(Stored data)
________

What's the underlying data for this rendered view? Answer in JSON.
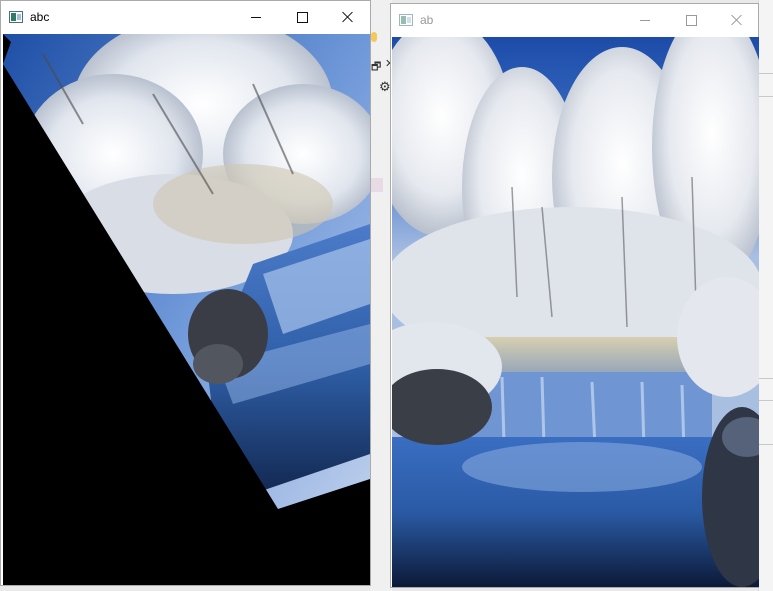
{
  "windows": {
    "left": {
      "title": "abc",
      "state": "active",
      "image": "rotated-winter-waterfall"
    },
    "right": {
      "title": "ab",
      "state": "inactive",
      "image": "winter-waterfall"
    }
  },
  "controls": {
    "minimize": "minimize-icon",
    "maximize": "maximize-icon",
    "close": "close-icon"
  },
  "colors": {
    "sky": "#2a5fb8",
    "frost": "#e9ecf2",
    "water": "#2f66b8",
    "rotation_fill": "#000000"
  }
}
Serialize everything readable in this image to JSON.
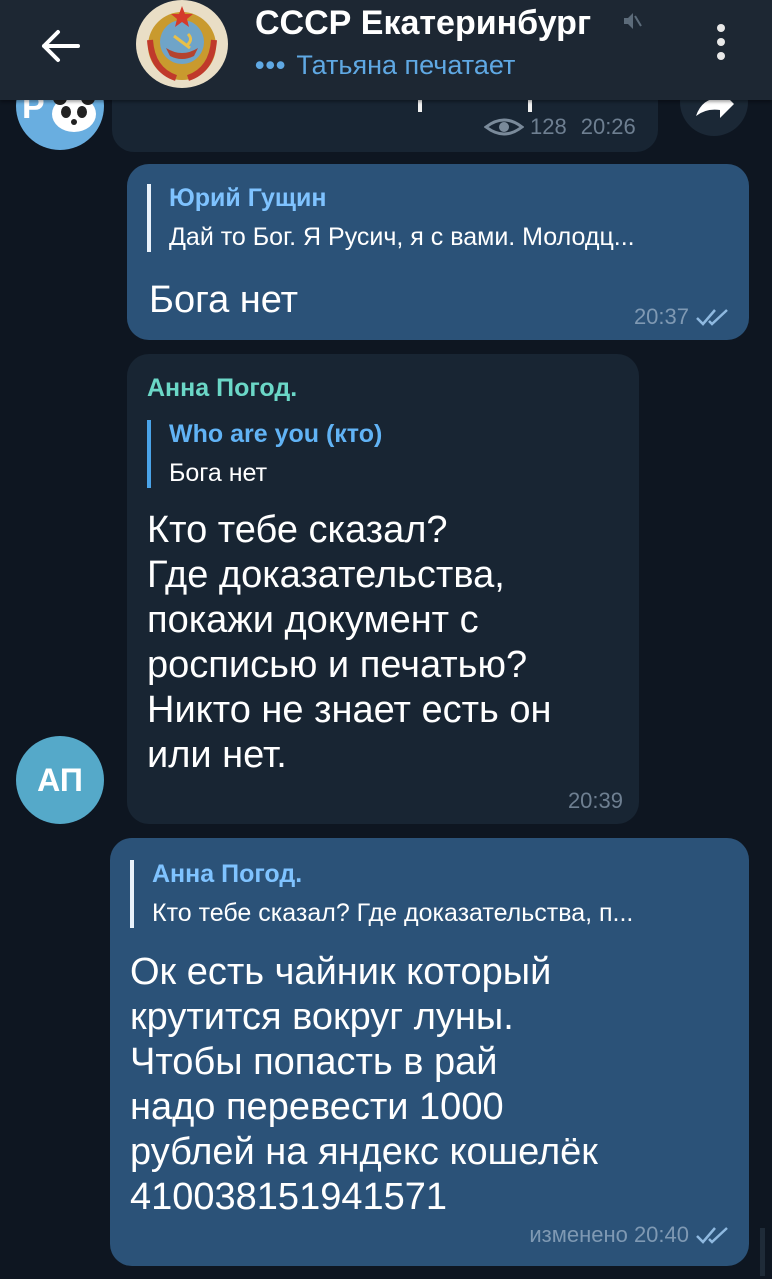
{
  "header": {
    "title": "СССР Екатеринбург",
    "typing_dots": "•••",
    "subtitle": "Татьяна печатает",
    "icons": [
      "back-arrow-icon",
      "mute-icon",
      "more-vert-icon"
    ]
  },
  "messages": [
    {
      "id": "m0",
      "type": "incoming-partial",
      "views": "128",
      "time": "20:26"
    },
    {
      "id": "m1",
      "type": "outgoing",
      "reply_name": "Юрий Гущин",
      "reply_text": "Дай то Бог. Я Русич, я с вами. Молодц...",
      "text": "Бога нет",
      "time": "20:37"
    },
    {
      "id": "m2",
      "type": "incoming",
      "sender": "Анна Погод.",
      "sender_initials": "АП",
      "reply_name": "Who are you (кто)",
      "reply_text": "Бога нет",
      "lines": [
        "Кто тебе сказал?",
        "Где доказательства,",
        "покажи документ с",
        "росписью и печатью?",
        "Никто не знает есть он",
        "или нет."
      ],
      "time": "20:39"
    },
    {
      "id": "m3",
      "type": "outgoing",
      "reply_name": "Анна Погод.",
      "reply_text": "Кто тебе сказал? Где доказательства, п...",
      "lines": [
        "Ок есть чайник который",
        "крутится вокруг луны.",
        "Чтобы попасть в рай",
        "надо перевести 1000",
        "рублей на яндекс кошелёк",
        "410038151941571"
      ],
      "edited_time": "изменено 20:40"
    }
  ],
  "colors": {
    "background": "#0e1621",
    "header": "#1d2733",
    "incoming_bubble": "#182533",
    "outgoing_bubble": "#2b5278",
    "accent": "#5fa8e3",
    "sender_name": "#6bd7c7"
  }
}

________

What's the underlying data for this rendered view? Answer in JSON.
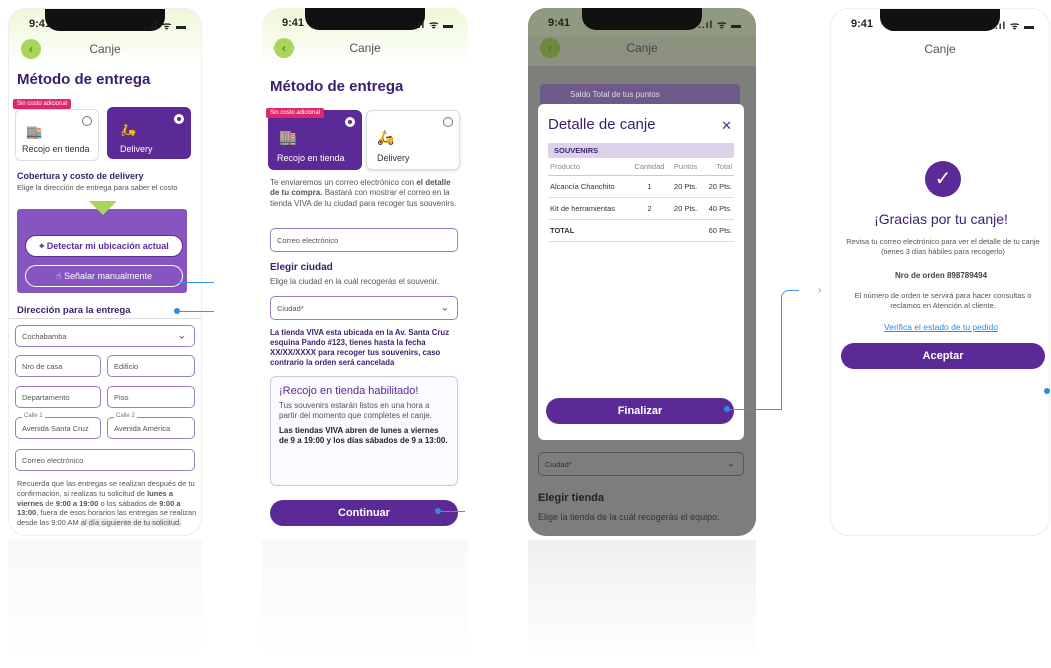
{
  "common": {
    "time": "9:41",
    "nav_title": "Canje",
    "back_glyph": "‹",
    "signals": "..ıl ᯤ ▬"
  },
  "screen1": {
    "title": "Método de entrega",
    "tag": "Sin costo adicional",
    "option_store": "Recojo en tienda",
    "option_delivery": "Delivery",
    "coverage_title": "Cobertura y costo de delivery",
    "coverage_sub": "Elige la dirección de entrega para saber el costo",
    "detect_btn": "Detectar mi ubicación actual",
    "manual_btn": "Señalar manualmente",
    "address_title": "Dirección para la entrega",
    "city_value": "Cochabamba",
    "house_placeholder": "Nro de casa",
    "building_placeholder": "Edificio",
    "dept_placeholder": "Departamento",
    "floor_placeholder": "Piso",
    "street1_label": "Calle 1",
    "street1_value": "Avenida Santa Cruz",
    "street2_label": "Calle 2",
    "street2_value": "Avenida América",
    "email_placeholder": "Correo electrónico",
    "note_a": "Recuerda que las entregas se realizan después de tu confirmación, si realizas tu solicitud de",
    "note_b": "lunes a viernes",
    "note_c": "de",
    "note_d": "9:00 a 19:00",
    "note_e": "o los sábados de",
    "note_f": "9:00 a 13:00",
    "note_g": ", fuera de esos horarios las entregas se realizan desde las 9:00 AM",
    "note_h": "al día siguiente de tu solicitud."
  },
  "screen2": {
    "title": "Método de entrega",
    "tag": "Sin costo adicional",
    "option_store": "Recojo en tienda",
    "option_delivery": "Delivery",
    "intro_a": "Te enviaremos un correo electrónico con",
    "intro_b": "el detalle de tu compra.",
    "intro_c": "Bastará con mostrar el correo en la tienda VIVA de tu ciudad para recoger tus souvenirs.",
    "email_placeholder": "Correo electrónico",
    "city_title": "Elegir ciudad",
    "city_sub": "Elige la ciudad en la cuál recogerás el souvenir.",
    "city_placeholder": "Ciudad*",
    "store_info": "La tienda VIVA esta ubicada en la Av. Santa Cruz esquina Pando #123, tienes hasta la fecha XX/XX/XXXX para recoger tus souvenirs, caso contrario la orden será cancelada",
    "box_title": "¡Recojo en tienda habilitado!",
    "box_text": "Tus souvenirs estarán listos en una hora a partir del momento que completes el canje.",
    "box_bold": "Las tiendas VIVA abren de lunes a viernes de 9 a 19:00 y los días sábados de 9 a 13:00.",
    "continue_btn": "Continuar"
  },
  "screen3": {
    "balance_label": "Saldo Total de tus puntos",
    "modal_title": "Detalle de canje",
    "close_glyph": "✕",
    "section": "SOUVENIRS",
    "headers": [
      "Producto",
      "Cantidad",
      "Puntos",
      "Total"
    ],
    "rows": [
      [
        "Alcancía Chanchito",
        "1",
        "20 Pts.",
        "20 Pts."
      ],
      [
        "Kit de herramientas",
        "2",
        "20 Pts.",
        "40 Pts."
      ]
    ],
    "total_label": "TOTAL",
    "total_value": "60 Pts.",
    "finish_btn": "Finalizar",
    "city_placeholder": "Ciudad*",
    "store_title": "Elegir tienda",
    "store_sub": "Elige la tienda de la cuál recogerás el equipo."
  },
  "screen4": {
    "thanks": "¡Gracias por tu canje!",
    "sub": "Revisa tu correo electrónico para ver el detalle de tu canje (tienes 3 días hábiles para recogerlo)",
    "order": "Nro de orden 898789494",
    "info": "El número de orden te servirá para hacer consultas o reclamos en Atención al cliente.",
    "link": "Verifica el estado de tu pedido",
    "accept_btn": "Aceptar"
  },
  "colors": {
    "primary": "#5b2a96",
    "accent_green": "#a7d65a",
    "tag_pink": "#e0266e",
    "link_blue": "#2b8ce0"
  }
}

________

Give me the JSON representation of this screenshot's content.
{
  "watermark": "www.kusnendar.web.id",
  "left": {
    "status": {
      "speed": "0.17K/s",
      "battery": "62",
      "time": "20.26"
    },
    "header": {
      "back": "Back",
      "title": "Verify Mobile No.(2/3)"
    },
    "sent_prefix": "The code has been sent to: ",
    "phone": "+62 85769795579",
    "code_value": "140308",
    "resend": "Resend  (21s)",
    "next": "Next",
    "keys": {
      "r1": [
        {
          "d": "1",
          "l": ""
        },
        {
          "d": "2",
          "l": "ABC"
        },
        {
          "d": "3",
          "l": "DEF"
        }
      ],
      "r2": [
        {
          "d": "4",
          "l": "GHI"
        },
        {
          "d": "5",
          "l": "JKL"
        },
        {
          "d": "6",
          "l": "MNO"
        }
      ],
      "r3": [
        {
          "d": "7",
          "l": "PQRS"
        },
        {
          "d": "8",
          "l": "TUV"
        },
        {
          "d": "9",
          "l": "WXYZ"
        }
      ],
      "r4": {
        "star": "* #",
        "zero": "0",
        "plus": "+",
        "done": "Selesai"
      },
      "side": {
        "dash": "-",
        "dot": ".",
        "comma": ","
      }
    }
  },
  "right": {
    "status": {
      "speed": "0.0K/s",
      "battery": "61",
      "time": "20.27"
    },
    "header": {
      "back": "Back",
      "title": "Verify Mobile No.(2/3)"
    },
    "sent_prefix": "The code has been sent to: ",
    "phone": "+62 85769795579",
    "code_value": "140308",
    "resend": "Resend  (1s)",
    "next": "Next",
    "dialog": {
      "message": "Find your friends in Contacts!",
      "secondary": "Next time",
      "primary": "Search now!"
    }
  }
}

________

Required work: Select and copy each line from the data that includes the word "solicitud".

Answer for this exercise:
    "note_a": "Recuerda que las entregas se realizan después de tu confirmación, si realizas tu solicitud de",
    "note_h": "al día siguiente de tu solicitud."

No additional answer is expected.